Short exercise → Some lines in the records below may hold the word "Case"; give the number of those lines and nothing else.

Stored records →
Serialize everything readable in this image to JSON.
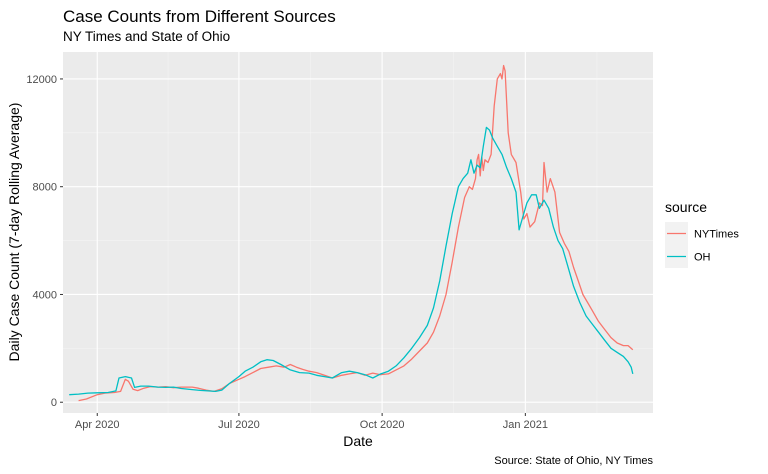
{
  "chart_data": {
    "type": "line",
    "title": "Case Counts from Different Sources",
    "subtitle": "NY Times and State of Ohio",
    "xlabel": "Date",
    "ylabel": "Daily Case Count (7-day Rolling Average)",
    "caption": "Source: State of Ohio, NY Times",
    "xlim": [
      "2020-03-10",
      "2021-03-24"
    ],
    "ylim": [
      -400,
      13000
    ],
    "x_ticks": [
      {
        "date": "2020-04-01",
        "label": "Apr 2020"
      },
      {
        "date": "2020-07-01",
        "label": "Jul 2020"
      },
      {
        "date": "2020-10-01",
        "label": "Oct 2020"
      },
      {
        "date": "2021-01-01",
        "label": "Jan 2021"
      }
    ],
    "y_ticks": [
      {
        "value": 0,
        "label": "0"
      },
      {
        "value": 4000,
        "label": "4000"
      },
      {
        "value": 8000,
        "label": "8000"
      },
      {
        "value": 12000,
        "label": "12000"
      }
    ],
    "grid": true,
    "legend": {
      "title": "source",
      "position": "right"
    },
    "series": [
      {
        "name": "NYTimes",
        "color": "#F8766D",
        "points": [
          [
            "2020-03-20",
            60
          ],
          [
            "2020-03-25",
            120
          ],
          [
            "2020-04-01",
            280
          ],
          [
            "2020-04-06",
            340
          ],
          [
            "2020-04-12",
            360
          ],
          [
            "2020-04-16",
            400
          ],
          [
            "2020-04-19",
            850
          ],
          [
            "2020-04-21",
            780
          ],
          [
            "2020-04-24",
            480
          ],
          [
            "2020-04-27",
            430
          ],
          [
            "2020-05-01",
            520
          ],
          [
            "2020-05-05",
            580
          ],
          [
            "2020-05-10",
            560
          ],
          [
            "2020-05-15",
            580
          ],
          [
            "2020-05-20",
            540
          ],
          [
            "2020-05-25",
            560
          ],
          [
            "2020-06-01",
            560
          ],
          [
            "2020-06-05",
            520
          ],
          [
            "2020-06-10",
            450
          ],
          [
            "2020-06-15",
            400
          ],
          [
            "2020-06-20",
            500
          ],
          [
            "2020-06-25",
            700
          ],
          [
            "2020-07-01",
            850
          ],
          [
            "2020-07-05",
            950
          ],
          [
            "2020-07-10",
            1100
          ],
          [
            "2020-07-15",
            1250
          ],
          [
            "2020-07-20",
            1300
          ],
          [
            "2020-07-25",
            1350
          ],
          [
            "2020-07-30",
            1300
          ],
          [
            "2020-08-03",
            1400
          ],
          [
            "2020-08-07",
            1300
          ],
          [
            "2020-08-11",
            1220
          ],
          [
            "2020-08-15",
            1150
          ],
          [
            "2020-08-20",
            1100
          ],
          [
            "2020-08-25",
            1000
          ],
          [
            "2020-08-30",
            900
          ],
          [
            "2020-09-05",
            1000
          ],
          [
            "2020-09-10",
            1050
          ],
          [
            "2020-09-15",
            1100
          ],
          [
            "2020-09-20",
            1000
          ],
          [
            "2020-09-25",
            1080
          ],
          [
            "2020-09-30",
            1020
          ],
          [
            "2020-10-05",
            1050
          ],
          [
            "2020-10-10",
            1200
          ],
          [
            "2020-10-15",
            1350
          ],
          [
            "2020-10-20",
            1600
          ],
          [
            "2020-10-25",
            1900
          ],
          [
            "2020-10-30",
            2200
          ],
          [
            "2020-11-03",
            2600
          ],
          [
            "2020-11-07",
            3200
          ],
          [
            "2020-11-11",
            4000
          ],
          [
            "2020-11-15",
            5200
          ],
          [
            "2020-11-19",
            6500
          ],
          [
            "2020-11-23",
            7600
          ],
          [
            "2020-11-26",
            8000
          ],
          [
            "2020-11-28",
            7900
          ],
          [
            "2020-11-30",
            8300
          ],
          [
            "2020-12-01",
            9000
          ],
          [
            "2020-12-02",
            9200
          ],
          [
            "2020-12-03",
            8400
          ],
          [
            "2020-12-04",
            9100
          ],
          [
            "2020-12-05",
            8600
          ],
          [
            "2020-12-06",
            9000
          ],
          [
            "2020-12-08",
            8900
          ],
          [
            "2020-12-10",
            9200
          ],
          [
            "2020-12-12",
            11000
          ],
          [
            "2020-12-14",
            12000
          ],
          [
            "2020-12-16",
            12200
          ],
          [
            "2020-12-17",
            12000
          ],
          [
            "2020-12-18",
            12500
          ],
          [
            "2020-12-19",
            12300
          ],
          [
            "2020-12-21",
            10000
          ],
          [
            "2020-12-23",
            9200
          ],
          [
            "2020-12-26",
            8900
          ],
          [
            "2020-12-29",
            7800
          ],
          [
            "2020-12-31",
            6800
          ],
          [
            "2021-01-02",
            7000
          ],
          [
            "2021-01-04",
            6500
          ],
          [
            "2021-01-07",
            6700
          ],
          [
            "2021-01-10",
            7400
          ],
          [
            "2021-01-12",
            7300
          ],
          [
            "2021-01-13",
            8900
          ],
          [
            "2021-01-15",
            7800
          ],
          [
            "2021-01-17",
            8300
          ],
          [
            "2021-01-20",
            7800
          ],
          [
            "2021-01-23",
            6300
          ],
          [
            "2021-01-26",
            5900
          ],
          [
            "2021-01-29",
            5600
          ],
          [
            "2021-02-01",
            5000
          ],
          [
            "2021-02-04",
            4500
          ],
          [
            "2021-02-07",
            4000
          ],
          [
            "2021-02-10",
            3700
          ],
          [
            "2021-02-13",
            3400
          ],
          [
            "2021-02-17",
            3000
          ],
          [
            "2021-02-21",
            2700
          ],
          [
            "2021-02-25",
            2400
          ],
          [
            "2021-03-01",
            2200
          ],
          [
            "2021-03-05",
            2100
          ],
          [
            "2021-03-08",
            2100
          ],
          [
            "2021-03-11",
            1950
          ]
        ]
      },
      {
        "name": "OH",
        "color": "#00BFC4",
        "points": [
          [
            "2020-03-14",
            280
          ],
          [
            "2020-03-20",
            300
          ],
          [
            "2020-03-26",
            340
          ],
          [
            "2020-04-01",
            350
          ],
          [
            "2020-04-08",
            360
          ],
          [
            "2020-04-13",
            420
          ],
          [
            "2020-04-15",
            900
          ],
          [
            "2020-04-19",
            950
          ],
          [
            "2020-04-23",
            900
          ],
          [
            "2020-04-25",
            550
          ],
          [
            "2020-04-29",
            600
          ],
          [
            "2020-05-04",
            600
          ],
          [
            "2020-05-10",
            560
          ],
          [
            "2020-05-15",
            550
          ],
          [
            "2020-05-20",
            560
          ],
          [
            "2020-05-25",
            510
          ],
          [
            "2020-06-01",
            470
          ],
          [
            "2020-06-06",
            440
          ],
          [
            "2020-06-11",
            420
          ],
          [
            "2020-06-16",
            400
          ],
          [
            "2020-06-20",
            450
          ],
          [
            "2020-06-25",
            700
          ],
          [
            "2020-07-01",
            950
          ],
          [
            "2020-07-05",
            1150
          ],
          [
            "2020-07-10",
            1300
          ],
          [
            "2020-07-15",
            1500
          ],
          [
            "2020-07-19",
            1580
          ],
          [
            "2020-07-23",
            1550
          ],
          [
            "2020-07-28",
            1400
          ],
          [
            "2020-08-03",
            1200
          ],
          [
            "2020-08-09",
            1100
          ],
          [
            "2020-08-15",
            1080
          ],
          [
            "2020-08-20",
            1000
          ],
          [
            "2020-08-25",
            950
          ],
          [
            "2020-08-30",
            900
          ],
          [
            "2020-09-05",
            1100
          ],
          [
            "2020-09-10",
            1150
          ],
          [
            "2020-09-15",
            1100
          ],
          [
            "2020-09-20",
            1020
          ],
          [
            "2020-09-25",
            900
          ],
          [
            "2020-09-30",
            1050
          ],
          [
            "2020-10-05",
            1150
          ],
          [
            "2020-10-10",
            1350
          ],
          [
            "2020-10-15",
            1650
          ],
          [
            "2020-10-20",
            2000
          ],
          [
            "2020-10-25",
            2400
          ],
          [
            "2020-10-30",
            2850
          ],
          [
            "2020-11-03",
            3500
          ],
          [
            "2020-11-07",
            4500
          ],
          [
            "2020-11-11",
            5800
          ],
          [
            "2020-11-15",
            7000
          ],
          [
            "2020-11-19",
            8000
          ],
          [
            "2020-11-22",
            8300
          ],
          [
            "2020-11-25",
            8500
          ],
          [
            "2020-11-27",
            9000
          ],
          [
            "2020-11-29",
            8500
          ],
          [
            "2020-12-01",
            8800
          ],
          [
            "2020-12-03",
            8700
          ],
          [
            "2020-12-05",
            9500
          ],
          [
            "2020-12-07",
            10200
          ],
          [
            "2020-12-09",
            10100
          ],
          [
            "2020-12-11",
            9800
          ],
          [
            "2020-12-14",
            9500
          ],
          [
            "2020-12-17",
            9200
          ],
          [
            "2020-12-20",
            8700
          ],
          [
            "2020-12-23",
            8300
          ],
          [
            "2020-12-26",
            7800
          ],
          [
            "2020-12-28",
            6400
          ],
          [
            "2020-12-30",
            6800
          ],
          [
            "2021-01-02",
            7400
          ],
          [
            "2021-01-05",
            7700
          ],
          [
            "2021-01-08",
            7700
          ],
          [
            "2021-01-10",
            7200
          ],
          [
            "2021-01-13",
            7500
          ],
          [
            "2021-01-16",
            7200
          ],
          [
            "2021-01-19",
            6500
          ],
          [
            "2021-01-22",
            6000
          ],
          [
            "2021-01-25",
            5700
          ],
          [
            "2021-01-28",
            5100
          ],
          [
            "2021-02-01",
            4300
          ],
          [
            "2021-02-05",
            3700
          ],
          [
            "2021-02-09",
            3200
          ],
          [
            "2021-02-13",
            2900
          ],
          [
            "2021-02-17",
            2600
          ],
          [
            "2021-02-21",
            2300
          ],
          [
            "2021-02-25",
            2000
          ],
          [
            "2021-03-01",
            1850
          ],
          [
            "2021-03-05",
            1700
          ],
          [
            "2021-03-08",
            1500
          ],
          [
            "2021-03-10",
            1300
          ],
          [
            "2021-03-11",
            1050
          ]
        ]
      }
    ]
  }
}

Answer in full → 2